Written problem :: Give the number of lines that contain the string "plante", please, and nothing else.

Listed records ::
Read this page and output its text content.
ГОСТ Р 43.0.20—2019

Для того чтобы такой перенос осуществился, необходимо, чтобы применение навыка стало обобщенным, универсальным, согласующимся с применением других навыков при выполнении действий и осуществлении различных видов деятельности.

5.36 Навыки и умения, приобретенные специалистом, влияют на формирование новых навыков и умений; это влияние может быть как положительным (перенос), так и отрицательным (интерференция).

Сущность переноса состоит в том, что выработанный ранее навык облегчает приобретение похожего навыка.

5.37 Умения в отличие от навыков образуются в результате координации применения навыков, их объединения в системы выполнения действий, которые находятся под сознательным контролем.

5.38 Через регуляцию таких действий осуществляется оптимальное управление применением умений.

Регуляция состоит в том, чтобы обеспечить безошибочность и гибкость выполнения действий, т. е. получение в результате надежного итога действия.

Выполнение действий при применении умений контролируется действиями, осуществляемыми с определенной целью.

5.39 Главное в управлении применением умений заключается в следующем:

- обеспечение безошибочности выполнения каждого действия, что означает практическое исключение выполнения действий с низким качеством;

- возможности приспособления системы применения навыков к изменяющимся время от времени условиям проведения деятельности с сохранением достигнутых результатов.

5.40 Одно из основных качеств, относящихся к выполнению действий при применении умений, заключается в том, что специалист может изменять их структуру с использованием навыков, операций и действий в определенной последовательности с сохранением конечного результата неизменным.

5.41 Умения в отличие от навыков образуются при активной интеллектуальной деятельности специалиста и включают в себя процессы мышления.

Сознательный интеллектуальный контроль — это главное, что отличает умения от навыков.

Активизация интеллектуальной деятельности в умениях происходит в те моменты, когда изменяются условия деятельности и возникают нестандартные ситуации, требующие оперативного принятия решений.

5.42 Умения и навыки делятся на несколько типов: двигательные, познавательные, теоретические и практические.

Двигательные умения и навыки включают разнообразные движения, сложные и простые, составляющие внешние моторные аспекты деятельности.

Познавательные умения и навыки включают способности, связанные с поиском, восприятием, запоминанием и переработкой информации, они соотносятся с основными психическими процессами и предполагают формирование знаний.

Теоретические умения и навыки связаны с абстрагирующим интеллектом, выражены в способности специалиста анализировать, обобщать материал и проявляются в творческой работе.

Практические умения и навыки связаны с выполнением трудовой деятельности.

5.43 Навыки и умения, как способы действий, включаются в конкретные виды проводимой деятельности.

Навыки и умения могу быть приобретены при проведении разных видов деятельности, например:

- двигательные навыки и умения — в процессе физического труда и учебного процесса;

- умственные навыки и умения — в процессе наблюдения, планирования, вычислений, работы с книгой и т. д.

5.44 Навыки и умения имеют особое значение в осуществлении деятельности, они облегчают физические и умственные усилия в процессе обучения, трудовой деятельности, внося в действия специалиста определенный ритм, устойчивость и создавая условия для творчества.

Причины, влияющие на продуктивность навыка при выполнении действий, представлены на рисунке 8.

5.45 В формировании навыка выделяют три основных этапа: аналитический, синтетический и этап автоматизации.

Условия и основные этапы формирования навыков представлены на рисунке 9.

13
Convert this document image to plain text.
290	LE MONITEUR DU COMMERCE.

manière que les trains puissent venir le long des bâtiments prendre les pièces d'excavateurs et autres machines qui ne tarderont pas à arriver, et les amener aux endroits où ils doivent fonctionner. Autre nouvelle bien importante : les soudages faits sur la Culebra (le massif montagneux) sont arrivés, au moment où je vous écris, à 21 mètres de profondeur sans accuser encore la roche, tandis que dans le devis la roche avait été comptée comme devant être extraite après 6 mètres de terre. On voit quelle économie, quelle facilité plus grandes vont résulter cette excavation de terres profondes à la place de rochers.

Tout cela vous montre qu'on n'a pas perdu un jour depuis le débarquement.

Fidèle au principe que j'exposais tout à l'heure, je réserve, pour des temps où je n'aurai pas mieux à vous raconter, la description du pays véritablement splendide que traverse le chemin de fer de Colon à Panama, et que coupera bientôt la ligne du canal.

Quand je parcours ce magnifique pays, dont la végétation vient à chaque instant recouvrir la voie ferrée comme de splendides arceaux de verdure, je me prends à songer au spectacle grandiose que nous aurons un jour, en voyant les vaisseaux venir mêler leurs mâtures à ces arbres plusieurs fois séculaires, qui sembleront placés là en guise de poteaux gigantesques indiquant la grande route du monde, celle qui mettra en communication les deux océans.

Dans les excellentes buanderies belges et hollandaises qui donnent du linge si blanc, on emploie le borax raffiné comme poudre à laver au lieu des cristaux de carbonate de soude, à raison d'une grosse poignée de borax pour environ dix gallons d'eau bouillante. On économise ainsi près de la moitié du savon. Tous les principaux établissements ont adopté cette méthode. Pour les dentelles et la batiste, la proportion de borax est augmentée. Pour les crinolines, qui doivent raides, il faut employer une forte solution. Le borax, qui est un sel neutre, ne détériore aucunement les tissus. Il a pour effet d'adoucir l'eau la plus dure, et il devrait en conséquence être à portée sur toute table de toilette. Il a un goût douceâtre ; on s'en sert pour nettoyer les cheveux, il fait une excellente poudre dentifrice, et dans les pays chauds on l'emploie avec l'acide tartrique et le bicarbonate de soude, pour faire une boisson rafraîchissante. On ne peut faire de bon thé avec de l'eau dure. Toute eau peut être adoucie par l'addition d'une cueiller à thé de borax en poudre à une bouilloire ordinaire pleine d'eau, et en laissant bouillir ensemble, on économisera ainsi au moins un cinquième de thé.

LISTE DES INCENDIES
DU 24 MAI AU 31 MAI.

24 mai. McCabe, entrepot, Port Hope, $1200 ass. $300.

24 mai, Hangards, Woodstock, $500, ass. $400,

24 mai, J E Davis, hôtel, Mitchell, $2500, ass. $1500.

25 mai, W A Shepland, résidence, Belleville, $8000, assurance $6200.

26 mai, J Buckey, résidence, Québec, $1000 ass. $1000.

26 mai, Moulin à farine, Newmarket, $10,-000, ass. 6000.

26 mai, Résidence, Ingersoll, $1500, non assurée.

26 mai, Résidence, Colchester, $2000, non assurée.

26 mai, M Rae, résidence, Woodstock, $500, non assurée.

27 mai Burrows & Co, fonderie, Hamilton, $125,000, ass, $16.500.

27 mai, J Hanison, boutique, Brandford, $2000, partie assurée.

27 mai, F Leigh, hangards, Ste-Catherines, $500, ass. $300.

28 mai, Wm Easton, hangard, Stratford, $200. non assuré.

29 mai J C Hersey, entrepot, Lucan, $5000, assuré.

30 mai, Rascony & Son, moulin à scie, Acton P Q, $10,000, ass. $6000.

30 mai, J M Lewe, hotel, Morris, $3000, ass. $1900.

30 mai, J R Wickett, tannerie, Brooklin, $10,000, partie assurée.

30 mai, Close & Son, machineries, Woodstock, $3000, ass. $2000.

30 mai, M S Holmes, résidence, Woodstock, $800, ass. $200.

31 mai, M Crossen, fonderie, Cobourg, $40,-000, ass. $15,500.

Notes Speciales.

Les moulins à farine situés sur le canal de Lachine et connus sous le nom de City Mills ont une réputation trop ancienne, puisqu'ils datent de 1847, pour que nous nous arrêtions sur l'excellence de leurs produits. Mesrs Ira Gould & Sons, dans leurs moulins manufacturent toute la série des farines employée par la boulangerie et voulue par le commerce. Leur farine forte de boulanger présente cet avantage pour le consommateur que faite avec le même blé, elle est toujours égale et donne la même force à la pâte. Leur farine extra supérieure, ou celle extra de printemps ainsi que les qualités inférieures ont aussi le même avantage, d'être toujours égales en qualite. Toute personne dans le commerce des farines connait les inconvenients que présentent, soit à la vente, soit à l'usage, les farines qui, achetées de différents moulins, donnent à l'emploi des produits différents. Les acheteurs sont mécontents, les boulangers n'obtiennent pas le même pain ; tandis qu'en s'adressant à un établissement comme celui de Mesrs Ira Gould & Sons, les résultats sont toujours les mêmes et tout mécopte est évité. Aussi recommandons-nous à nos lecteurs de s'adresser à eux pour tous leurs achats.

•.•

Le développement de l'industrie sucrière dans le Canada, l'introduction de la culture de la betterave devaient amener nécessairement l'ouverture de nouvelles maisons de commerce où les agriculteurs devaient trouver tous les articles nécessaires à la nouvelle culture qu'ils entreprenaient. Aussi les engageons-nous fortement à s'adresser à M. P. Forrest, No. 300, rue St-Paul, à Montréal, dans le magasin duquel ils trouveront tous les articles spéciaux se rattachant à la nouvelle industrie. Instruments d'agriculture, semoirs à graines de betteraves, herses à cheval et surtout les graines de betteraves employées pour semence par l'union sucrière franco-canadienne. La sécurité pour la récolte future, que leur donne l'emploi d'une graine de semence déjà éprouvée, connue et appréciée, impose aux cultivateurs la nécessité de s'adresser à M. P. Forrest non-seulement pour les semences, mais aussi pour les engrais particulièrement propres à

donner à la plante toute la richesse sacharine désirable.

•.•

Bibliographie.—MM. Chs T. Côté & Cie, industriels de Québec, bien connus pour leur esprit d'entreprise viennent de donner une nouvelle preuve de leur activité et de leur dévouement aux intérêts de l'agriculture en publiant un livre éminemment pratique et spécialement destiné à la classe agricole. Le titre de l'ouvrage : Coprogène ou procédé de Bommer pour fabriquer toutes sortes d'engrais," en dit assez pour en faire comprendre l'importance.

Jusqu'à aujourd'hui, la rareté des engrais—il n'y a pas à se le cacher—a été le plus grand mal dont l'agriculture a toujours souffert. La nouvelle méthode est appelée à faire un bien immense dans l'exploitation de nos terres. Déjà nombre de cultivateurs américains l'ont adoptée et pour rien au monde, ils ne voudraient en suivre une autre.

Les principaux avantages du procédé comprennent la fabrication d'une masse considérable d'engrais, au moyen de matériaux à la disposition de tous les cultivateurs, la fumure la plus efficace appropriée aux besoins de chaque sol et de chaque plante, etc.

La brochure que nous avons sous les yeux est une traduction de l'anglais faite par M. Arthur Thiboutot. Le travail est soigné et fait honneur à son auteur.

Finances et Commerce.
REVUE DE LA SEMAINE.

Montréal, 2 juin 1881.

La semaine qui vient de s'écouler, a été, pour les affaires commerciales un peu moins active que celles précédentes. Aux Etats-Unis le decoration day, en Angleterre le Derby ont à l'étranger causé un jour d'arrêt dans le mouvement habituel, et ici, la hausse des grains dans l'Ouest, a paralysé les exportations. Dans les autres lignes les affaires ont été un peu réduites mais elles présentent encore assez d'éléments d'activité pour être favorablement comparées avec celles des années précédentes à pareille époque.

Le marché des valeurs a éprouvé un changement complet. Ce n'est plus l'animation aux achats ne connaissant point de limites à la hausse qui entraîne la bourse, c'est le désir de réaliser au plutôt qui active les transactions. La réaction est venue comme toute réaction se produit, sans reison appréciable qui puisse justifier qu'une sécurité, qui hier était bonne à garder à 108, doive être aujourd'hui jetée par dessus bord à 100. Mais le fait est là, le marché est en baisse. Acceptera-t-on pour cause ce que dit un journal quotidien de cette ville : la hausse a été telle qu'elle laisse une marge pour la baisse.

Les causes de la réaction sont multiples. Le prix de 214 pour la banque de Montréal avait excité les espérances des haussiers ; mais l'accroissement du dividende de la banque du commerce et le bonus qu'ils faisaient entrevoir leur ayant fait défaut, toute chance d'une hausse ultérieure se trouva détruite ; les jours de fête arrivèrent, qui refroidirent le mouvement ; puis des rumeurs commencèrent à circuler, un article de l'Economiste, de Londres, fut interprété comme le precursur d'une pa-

The reply :: 2